## Start

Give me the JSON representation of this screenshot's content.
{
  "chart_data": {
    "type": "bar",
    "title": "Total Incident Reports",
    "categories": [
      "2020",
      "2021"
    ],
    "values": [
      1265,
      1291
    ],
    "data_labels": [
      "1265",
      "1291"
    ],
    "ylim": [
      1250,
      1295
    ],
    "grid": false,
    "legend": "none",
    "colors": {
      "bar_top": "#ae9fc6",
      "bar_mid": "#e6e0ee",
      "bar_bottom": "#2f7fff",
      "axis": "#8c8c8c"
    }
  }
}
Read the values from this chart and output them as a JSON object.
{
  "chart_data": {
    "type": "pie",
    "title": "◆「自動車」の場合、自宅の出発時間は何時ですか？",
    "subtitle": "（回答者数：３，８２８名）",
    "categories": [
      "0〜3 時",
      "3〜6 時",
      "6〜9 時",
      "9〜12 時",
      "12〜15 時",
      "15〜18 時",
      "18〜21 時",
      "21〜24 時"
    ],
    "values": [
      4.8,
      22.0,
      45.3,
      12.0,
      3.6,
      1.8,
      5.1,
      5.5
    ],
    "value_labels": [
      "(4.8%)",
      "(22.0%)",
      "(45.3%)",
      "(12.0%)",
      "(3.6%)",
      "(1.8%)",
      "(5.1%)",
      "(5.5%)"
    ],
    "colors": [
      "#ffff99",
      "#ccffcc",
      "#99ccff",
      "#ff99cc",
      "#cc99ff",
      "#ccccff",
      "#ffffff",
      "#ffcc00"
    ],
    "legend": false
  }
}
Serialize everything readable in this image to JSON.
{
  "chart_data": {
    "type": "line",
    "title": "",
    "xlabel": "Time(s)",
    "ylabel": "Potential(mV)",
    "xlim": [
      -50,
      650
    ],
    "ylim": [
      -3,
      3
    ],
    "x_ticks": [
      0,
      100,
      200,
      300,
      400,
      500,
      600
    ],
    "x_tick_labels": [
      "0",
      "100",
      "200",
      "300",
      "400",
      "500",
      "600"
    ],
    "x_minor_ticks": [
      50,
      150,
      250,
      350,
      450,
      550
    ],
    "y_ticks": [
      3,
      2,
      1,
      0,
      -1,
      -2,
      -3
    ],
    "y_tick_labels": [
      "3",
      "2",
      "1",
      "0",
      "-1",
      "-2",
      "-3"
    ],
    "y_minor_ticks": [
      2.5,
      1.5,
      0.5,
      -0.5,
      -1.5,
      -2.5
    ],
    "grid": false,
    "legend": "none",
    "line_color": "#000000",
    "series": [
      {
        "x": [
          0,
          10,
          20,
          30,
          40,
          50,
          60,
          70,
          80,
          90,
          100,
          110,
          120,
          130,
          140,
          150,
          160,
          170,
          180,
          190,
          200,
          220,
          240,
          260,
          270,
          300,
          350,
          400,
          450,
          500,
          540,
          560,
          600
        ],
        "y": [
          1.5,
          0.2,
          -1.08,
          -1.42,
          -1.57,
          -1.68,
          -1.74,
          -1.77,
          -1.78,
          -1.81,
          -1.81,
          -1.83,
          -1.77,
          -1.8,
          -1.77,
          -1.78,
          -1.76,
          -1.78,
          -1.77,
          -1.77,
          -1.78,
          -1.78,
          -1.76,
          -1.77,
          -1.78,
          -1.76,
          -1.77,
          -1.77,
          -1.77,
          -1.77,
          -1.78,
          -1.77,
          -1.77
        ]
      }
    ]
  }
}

## End

Copy out each line above, character for character.

Response to the task:
Give me the JSON representation of this screenshot's content.
{
  "chart_data": {
    "type": "bar",
    "title": "Total Incident Reports",
    "categories": [
      "2020",
      "2021"
    ],
    "values": [
      1265,
      1291
    ],
    "data_labels": [
      "1265",
      "1291"
    ],
    "ylim": [
      1250,
      1295
    ],
    "grid": false,
    "legend": "none",
    "colors": {
      "bar_top": "#ae9fc6",
      "bar_mid": "#e6e0ee",
      "bar_bottom": "#2f7fff",
      "axis": "#8c8c8c"
    }
  }
}
Read the values from this chart and output them as a JSON object.
{
  "chart_data": {
    "type": "pie",
    "title": "◆「自動車」の場合、自宅の出発時間は何時ですか？",
    "subtitle": "（回答者数：３，８２８名）",
    "categories": [
      "0〜3 時",
      "3〜6 時",
      "6〜9 時",
      "9〜12 時",
      "12〜15 時",
      "15〜18 時",
      "18〜21 時",
      "21〜24 時"
    ],
    "values": [
      4.8,
      22.0,
      45.3,
      12.0,
      3.6,
      1.8,
      5.1,
      5.5
    ],
    "value_labels": [
      "(4.8%)",
      "(22.0%)",
      "(45.3%)",
      "(12.0%)",
      "(3.6%)",
      "(1.8%)",
      "(5.1%)",
      "(5.5%)"
    ],
    "colors": [
      "#ffff99",
      "#ccffcc",
      "#99ccff",
      "#ff99cc",
      "#cc99ff",
      "#ccccff",
      "#ffffff",
      "#ffcc00"
    ],
    "legend": false
  }
}
Serialize everything readable in this image to JSON.
{
  "chart_data": {
    "type": "line",
    "title": "",
    "xlabel": "Time(s)",
    "ylabel": "Potential(mV)",
    "xlim": [
      -50,
      650
    ],
    "ylim": [
      -3,
      3
    ],
    "x_ticks": [
      0,
      100,
      200,
      300,
      400,
      500,
      600
    ],
    "x_tick_labels": [
      "0",
      "100",
      "200",
      "300",
      "400",
      "500",
      "600"
    ],
    "x_minor_ticks": [
      50,
      150,
      250,
      350,
      450,
      550
    ],
    "y_ticks": [
      3,
      2,
      1,
      0,
      -1,
      -2,
      -3
    ],
    "y_tick_labels": [
      "3",
      "2",
      "1",
      "0",
      "-1",
      "-2",
      "-3"
    ],
    "y_minor_ticks": [
      2.5,
      1.5,
      0.5,
      -0.5,
      -1.5,
      -2.5
    ],
    "grid": false,
    "legend": "none",
    "line_color": "#000000",
    "series": [
      {
        "x": [
          0,
          10,
          20,
          30,
          40,
          50,
          60,
          70,
          80,
          90,
          100,
          110,
          120,
          130,
          140,
          150,
          160,
          170,
          180,
          190,
          200,
          220,
          240,
          260,
          270,
          300,
          350,
          400,
          450,
          500,
          540,
          560,
          600
        ],
        "y": [
          1.5,
          0.2,
          -1.08,
          -1.42,
          -1.57,
          -1.68,
          -1.74,
          -1.77,
          -1.78,
          -1.81,
          -1.81,
          -1.83,
          -1.77,
          -1.8,
          -1.77,
          -1.78,
          -1.76,
          -1.78,
          -1.77,
          -1.77,
          -1.78,
          -1.78,
          -1.76,
          -1.77,
          -1.78,
          -1.76,
          -1.77,
          -1.77,
          -1.77,
          -1.77,
          -1.78,
          -1.77,
          -1.77
        ]
      }
    ]
  }
}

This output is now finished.